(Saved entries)
## Begin

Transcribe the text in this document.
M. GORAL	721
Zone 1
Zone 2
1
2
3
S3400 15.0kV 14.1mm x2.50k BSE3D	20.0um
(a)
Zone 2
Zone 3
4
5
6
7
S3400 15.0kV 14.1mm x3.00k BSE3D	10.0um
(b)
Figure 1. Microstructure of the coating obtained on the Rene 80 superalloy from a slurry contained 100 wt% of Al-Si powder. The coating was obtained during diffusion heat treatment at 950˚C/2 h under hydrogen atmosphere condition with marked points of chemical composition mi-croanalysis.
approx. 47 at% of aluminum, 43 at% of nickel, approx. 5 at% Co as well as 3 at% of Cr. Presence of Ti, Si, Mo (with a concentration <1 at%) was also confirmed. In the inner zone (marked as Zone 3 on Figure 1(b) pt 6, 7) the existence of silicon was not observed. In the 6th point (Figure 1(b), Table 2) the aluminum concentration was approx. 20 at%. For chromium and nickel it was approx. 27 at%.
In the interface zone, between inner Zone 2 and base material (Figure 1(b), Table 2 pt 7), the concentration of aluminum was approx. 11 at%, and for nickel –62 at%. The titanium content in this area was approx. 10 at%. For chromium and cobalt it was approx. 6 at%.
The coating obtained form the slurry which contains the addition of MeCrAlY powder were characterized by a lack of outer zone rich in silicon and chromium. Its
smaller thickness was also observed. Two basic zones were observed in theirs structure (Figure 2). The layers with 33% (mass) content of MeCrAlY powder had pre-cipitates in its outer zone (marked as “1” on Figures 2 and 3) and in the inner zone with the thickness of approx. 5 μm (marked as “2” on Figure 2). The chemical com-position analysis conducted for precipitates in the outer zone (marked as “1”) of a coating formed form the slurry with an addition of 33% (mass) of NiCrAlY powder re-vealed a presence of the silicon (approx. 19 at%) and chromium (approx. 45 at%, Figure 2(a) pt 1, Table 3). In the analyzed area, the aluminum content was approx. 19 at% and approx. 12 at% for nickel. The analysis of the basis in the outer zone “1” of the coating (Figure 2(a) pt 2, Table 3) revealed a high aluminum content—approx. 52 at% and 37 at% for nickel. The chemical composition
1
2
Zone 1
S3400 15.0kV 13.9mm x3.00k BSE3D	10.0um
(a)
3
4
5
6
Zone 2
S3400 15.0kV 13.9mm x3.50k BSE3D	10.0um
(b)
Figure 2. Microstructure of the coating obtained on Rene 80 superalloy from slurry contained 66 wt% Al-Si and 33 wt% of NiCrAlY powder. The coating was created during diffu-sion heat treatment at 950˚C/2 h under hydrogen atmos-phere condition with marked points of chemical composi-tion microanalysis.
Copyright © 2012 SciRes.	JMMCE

## End

Repeat the whole listing exactly, keeping every line intact.

Transcribe the text in this document.
M. GORAL	721
Zone 1
Zone 2
1
2
3
S3400 15.0kV 14.1mm x2.50k BSE3D	20.0um
(a)
Zone 2
Zone 3
4
5
6
7
S3400 15.0kV 14.1mm x3.00k BSE3D	10.0um
(b)
Figure 1. Microstructure of the coating obtained on the Rene 80 superalloy from a slurry contained 100 wt% of Al-Si powder. The coating was obtained during diffusion heat treatment at 950˚C/2 h under hydrogen atmosphere condition with marked points of chemical composition mi-croanalysis.
approx. 47 at% of aluminum, 43 at% of nickel, approx. 5 at% Co as well as 3 at% of Cr. Presence of Ti, Si, Mo (with a concentration <1 at%) was also confirmed. In the inner zone (marked as Zone 3 on Figure 1(b) pt 6, 7) the existence of silicon was not observed. In the 6th point (Figure 1(b), Table 2) the aluminum concentration was approx. 20 at%. For chromium and nickel it was approx. 27 at%.
In the interface zone, between inner Zone 2 and base material (Figure 1(b), Table 2 pt 7), the concentration of aluminum was approx. 11 at%, and for nickel –62 at%. The titanium content in this area was approx. 10 at%. For chromium and cobalt it was approx. 6 at%.
The coating obtained form the slurry which contains the addition of MeCrAlY powder were characterized by a lack of outer zone rich in silicon and chromium. Its
smaller thickness was also observed. Two basic zones were observed in theirs structure (Figure 2). The layers with 33% (mass) content of MeCrAlY powder had pre-cipitates in its outer zone (marked as “1” on Figures 2 and 3) and in the inner zone with the thickness of approx. 5 μm (marked as “2” on Figure 2). The chemical com-position analysis conducted for precipitates in the outer zone (marked as “1”) of a coating formed form the slurry with an addition of 33% (mass) of NiCrAlY powder re-vealed a presence of the silicon (approx. 19 at%) and chromium (approx. 45 at%, Figure 2(a) pt 1, Table 3). In the analyzed area, the aluminum content was approx. 19 at% and approx. 12 at% for nickel. The analysis of the basis in the outer zone “1” of the coating (Figure 2(a) pt 2, Table 3) revealed a high aluminum content—approx. 52 at% and 37 at% for nickel. The chemical composition
1
2
Zone 1
S3400 15.0kV 13.9mm x3.00k BSE3D	10.0um
(a)
3
4
5
6
Zone 2
S3400 15.0kV 13.9mm x3.50k BSE3D	10.0um
(b)
Figure 2. Microstructure of the coating obtained on Rene 80 superalloy from slurry contained 66 wt% Al-Si and 33 wt% of NiCrAlY powder. The coating was created during diffu-sion heat treatment at 950˚C/2 h under hydrogen atmos-phere condition with marked points of chemical composi-tion microanalysis.
Copyright © 2012 SciRes.	JMMCE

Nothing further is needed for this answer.